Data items
------------

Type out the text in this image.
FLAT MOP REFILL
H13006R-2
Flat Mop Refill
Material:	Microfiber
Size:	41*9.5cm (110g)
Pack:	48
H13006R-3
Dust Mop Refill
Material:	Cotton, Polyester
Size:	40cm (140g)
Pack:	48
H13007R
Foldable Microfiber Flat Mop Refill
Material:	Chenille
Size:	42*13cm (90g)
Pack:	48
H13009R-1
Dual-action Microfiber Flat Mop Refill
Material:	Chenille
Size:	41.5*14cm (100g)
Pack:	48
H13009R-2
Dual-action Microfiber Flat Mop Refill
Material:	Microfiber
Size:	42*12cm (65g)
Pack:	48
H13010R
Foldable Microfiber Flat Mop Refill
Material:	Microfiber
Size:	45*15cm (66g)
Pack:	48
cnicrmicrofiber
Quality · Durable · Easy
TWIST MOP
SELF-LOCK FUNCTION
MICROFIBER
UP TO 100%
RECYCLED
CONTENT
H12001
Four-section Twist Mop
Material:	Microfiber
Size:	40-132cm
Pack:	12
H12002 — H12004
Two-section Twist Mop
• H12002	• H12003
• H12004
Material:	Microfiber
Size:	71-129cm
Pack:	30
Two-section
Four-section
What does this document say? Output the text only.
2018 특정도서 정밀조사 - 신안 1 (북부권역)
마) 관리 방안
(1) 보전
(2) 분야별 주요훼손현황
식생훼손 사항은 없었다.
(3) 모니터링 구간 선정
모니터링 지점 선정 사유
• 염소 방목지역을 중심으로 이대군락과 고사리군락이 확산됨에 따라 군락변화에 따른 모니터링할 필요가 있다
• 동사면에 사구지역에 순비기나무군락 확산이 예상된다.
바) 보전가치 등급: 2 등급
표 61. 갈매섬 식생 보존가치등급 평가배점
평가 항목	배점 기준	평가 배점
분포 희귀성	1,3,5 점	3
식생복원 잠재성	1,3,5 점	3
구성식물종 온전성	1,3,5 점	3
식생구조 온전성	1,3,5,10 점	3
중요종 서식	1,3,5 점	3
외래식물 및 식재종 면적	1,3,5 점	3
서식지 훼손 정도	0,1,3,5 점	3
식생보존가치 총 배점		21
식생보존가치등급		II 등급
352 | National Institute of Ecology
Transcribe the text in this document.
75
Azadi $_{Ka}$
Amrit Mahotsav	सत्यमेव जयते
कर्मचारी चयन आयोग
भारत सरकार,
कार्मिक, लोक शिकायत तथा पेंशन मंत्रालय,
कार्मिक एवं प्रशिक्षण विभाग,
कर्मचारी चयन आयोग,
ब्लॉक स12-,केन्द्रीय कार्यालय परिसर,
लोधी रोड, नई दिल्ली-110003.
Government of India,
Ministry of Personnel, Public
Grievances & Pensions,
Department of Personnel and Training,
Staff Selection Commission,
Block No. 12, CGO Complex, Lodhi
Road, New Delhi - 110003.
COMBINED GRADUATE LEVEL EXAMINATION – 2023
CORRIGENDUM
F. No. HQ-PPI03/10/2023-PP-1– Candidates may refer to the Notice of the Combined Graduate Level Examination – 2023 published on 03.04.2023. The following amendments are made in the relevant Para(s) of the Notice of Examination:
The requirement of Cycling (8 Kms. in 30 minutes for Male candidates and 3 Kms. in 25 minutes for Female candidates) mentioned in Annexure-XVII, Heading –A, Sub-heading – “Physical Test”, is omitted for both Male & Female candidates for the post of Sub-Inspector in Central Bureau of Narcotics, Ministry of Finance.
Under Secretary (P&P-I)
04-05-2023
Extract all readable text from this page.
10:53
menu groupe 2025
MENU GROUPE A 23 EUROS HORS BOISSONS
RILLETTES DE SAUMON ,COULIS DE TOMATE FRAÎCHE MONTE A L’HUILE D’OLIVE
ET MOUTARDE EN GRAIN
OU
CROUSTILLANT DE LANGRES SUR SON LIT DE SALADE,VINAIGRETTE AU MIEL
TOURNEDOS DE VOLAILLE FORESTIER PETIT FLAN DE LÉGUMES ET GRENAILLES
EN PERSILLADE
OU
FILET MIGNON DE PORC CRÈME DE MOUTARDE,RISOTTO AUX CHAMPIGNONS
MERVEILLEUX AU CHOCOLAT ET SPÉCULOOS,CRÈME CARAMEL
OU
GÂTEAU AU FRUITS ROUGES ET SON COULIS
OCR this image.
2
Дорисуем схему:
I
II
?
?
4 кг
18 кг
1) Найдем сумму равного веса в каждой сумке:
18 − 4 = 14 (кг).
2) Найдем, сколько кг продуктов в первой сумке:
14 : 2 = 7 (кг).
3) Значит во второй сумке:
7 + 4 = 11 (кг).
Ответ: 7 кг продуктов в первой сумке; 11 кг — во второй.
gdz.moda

------------

Goal:
Select all lines with the word "MOUTARDE" from the entries above.

Finished answer:
ET MOUTARDE EN GRAIN
FILET MIGNON DE PORC CRÈME DE MOUTARDE,RISOTTO AUX CHAMPIGNONS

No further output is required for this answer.